● Problem: Go through the listing below and list every line with "SDTVAR".

● Entries provided:
--- begin ---
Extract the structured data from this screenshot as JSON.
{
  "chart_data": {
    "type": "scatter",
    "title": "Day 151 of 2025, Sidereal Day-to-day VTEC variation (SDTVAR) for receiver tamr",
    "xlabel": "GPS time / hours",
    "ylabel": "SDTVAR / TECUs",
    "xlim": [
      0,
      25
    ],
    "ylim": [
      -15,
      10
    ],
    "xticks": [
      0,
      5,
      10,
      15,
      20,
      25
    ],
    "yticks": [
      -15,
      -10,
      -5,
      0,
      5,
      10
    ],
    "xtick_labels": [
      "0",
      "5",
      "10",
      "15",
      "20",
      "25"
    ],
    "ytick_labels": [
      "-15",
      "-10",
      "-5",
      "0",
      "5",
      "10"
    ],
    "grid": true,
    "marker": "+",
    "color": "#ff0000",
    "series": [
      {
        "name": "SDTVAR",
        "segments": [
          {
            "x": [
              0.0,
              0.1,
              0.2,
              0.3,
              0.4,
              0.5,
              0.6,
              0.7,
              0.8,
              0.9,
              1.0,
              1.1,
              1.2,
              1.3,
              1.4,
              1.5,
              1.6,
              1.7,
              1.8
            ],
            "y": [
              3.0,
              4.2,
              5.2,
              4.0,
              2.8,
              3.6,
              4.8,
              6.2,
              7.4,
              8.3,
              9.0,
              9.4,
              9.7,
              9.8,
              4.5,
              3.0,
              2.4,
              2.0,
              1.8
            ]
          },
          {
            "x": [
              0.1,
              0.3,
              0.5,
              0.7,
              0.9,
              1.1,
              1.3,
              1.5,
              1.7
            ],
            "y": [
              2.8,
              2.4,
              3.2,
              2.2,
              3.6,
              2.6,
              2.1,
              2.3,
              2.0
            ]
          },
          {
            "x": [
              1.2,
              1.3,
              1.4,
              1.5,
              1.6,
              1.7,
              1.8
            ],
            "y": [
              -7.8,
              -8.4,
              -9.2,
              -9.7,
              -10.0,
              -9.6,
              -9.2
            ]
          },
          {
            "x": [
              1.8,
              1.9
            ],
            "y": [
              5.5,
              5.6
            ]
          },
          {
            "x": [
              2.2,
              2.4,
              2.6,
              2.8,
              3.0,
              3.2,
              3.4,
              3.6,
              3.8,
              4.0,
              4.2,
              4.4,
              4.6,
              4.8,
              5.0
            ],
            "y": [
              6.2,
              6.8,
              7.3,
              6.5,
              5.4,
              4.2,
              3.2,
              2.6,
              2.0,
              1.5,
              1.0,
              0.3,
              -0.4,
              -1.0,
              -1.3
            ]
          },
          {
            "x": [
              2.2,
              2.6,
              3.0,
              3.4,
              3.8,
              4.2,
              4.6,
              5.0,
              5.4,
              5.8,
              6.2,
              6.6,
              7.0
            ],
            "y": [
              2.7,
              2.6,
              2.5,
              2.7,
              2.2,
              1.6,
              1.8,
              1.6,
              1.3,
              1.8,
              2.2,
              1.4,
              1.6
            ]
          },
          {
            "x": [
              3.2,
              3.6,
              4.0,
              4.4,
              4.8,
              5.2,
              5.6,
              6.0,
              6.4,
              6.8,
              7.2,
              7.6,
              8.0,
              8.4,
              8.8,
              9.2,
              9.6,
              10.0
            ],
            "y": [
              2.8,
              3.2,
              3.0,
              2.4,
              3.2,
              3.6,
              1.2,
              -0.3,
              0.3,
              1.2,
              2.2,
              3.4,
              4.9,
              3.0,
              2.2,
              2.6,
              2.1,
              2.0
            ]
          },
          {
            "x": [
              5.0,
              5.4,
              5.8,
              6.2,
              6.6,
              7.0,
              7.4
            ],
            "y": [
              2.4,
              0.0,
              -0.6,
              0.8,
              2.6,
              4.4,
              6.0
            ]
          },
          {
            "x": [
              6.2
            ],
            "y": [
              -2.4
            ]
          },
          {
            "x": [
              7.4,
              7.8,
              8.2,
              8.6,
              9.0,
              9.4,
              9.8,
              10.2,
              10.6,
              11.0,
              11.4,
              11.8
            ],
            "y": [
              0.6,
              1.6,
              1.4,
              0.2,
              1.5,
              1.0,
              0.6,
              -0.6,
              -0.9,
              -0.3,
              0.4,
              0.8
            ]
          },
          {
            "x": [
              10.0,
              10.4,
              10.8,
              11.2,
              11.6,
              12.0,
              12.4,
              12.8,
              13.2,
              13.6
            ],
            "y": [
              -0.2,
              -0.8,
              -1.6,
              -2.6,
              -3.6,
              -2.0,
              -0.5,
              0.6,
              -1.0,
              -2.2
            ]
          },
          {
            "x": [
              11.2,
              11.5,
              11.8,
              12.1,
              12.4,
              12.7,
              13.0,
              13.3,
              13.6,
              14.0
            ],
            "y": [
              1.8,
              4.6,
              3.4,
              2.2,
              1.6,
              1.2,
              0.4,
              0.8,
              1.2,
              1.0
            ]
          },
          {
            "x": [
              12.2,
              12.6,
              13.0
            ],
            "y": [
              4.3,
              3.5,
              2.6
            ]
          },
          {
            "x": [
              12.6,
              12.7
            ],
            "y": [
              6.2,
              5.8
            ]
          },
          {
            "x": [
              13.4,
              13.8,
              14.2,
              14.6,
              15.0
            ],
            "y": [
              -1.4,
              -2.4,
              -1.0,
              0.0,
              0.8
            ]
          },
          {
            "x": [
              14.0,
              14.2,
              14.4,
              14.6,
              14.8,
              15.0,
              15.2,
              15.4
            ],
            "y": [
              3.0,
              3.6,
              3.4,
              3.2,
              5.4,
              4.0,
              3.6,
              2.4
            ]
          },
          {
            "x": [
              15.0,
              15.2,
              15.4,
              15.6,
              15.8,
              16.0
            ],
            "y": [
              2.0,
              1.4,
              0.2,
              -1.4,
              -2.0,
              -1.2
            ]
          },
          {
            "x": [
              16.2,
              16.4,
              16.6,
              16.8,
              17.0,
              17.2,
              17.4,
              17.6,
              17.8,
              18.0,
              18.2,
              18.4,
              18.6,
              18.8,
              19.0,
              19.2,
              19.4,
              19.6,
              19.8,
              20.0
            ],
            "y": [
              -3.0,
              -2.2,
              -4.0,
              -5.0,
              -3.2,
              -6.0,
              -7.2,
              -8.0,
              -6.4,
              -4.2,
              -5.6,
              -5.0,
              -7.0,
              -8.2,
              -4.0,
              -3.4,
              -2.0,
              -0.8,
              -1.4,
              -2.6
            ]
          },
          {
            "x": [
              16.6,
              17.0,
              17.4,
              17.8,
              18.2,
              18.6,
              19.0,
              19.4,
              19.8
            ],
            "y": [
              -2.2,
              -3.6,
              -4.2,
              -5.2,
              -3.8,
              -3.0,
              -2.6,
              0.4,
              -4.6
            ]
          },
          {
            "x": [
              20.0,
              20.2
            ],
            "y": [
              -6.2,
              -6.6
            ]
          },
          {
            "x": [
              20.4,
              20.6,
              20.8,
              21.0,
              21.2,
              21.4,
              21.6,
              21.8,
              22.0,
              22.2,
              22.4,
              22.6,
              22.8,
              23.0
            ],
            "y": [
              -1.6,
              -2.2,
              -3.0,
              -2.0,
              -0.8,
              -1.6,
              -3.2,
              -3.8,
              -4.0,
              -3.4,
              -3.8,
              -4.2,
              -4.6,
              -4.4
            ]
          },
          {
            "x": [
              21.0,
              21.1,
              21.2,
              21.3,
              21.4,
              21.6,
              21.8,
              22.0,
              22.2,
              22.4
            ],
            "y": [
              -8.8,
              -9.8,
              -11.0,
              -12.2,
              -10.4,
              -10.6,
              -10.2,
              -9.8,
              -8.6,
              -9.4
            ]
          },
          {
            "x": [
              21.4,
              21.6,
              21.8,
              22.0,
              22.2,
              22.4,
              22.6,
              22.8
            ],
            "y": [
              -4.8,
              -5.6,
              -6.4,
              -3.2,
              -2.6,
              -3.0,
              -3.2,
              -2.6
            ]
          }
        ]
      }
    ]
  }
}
--- end ---
● Exercise answer:
    "title": "Day 151 of 2025, Sidereal Day-to-day VTEC variation (SDTVAR) for receiver tamr",
    "ylabel": "SDTVAR / TECUs",
        "name": "SDTVAR",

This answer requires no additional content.